[Extracted records]
-- START --
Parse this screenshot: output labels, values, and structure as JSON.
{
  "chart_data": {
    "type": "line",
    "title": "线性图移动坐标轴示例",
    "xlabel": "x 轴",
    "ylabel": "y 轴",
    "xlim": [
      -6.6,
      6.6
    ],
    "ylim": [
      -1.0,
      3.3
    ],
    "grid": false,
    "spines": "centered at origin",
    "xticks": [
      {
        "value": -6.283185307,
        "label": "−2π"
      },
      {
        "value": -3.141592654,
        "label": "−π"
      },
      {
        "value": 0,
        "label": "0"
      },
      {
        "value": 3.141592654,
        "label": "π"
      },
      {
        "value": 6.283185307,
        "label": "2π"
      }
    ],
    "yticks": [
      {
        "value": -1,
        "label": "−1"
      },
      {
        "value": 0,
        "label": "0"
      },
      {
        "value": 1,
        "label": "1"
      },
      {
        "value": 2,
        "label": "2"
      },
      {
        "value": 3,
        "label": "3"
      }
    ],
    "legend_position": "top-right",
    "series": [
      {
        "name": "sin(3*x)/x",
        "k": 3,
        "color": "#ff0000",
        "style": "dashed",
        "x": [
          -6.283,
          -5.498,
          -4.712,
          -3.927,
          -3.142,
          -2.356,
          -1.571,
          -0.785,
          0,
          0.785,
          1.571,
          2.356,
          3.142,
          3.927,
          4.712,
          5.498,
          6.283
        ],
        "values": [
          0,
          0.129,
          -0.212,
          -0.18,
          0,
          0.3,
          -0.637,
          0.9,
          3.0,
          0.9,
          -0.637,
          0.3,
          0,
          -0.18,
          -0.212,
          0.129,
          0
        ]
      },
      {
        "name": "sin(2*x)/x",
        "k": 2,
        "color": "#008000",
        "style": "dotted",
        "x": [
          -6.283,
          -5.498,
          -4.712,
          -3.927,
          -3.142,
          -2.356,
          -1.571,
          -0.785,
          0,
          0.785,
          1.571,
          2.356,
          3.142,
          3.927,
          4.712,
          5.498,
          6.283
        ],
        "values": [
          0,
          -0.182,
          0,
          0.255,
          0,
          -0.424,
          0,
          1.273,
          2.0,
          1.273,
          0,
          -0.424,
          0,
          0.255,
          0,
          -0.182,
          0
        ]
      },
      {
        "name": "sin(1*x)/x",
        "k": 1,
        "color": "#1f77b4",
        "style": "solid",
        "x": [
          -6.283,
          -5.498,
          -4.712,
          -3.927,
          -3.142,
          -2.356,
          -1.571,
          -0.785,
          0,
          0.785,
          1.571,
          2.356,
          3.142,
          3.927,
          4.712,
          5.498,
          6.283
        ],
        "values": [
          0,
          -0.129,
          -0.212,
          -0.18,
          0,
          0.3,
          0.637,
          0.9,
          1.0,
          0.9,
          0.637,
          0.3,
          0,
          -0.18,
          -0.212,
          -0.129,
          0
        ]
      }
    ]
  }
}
-- END --
## SHORT TASK
Print every entry exactly as written.

## OUTPUT OF THE TASK
Parse this screenshot: output labels, values, and structure as JSON.
{
  "chart_data": {
    "type": "line",
    "title": "线性图移动坐标轴示例",
    "xlabel": "x 轴",
    "ylabel": "y 轴",
    "xlim": [
      -6.6,
      6.6
    ],
    "ylim": [
      -1.0,
      3.3
    ],
    "grid": false,
    "spines": "centered at origin",
    "xticks": [
      {
        "value": -6.283185307,
        "label": "−2π"
      },
      {
        "value": -3.141592654,
        "label": "−π"
      },
      {
        "value": 0,
        "label": "0"
      },
      {
        "value": 3.141592654,
        "label": "π"
      },
      {
        "value": 6.283185307,
        "label": "2π"
      }
    ],
    "yticks": [
      {
        "value": -1,
        "label": "−1"
      },
      {
        "value": 0,
        "label": "0"
      },
      {
        "value": 1,
        "label": "1"
      },
      {
        "value": 2,
        "label": "2"
      },
      {
        "value": 3,
        "label": "3"
      }
    ],
    "legend_position": "top-right",
    "series": [
      {
        "name": "sin(3*x)/x",
        "k": 3,
        "color": "#ff0000",
        "style": "dashed",
        "x": [
          -6.283,
          -5.498,
          -4.712,
          -3.927,
          -3.142,
          -2.356,
          -1.571,
          -0.785,
          0,
          0.785,
          1.571,
          2.356,
          3.142,
          3.927,
          4.712,
          5.498,
          6.283
        ],
        "values": [
          0,
          0.129,
          -0.212,
          -0.18,
          0,
          0.3,
          -0.637,
          0.9,
          3.0,
          0.9,
          -0.637,
          0.3,
          0,
          -0.18,
          -0.212,
          0.129,
          0
        ]
      },
      {
        "name": "sin(2*x)/x",
        "k": 2,
        "color": "#008000",
        "style": "dotted",
        "x": [
          -6.283,
          -5.498,
          -4.712,
          -3.927,
          -3.142,
          -2.356,
          -1.571,
          -0.785,
          0,
          0.785,
          1.571,
          2.356,
          3.142,
          3.927,
          4.712,
          5.498,
          6.283
        ],
        "values": [
          0,
          -0.182,
          0,
          0.255,
          0,
          -0.424,
          0,
          1.273,
          2.0,
          1.273,
          0,
          -0.424,
          0,
          0.255,
          0,
          -0.182,
          0
        ]
      },
      {
        "name": "sin(1*x)/x",
        "k": 1,
        "color": "#1f77b4",
        "style": "solid",
        "x": [
          -6.283,
          -5.498,
          -4.712,
          -3.927,
          -3.142,
          -2.356,
          -1.571,
          -0.785,
          0,
          0.785,
          1.571,
          2.356,
          3.142,
          3.927,
          4.712,
          5.498,
          6.283
        ],
        "values": [
          0,
          -0.129,
          -0.212,
          -0.18,
          0,
          0.3,
          0.637,
          0.9,
          1.0,
          0.9,
          0.637,
          0.3,
          0,
          -0.18,
          -0.212,
          -0.129,
          0
        ]
      }
    ]
  }
}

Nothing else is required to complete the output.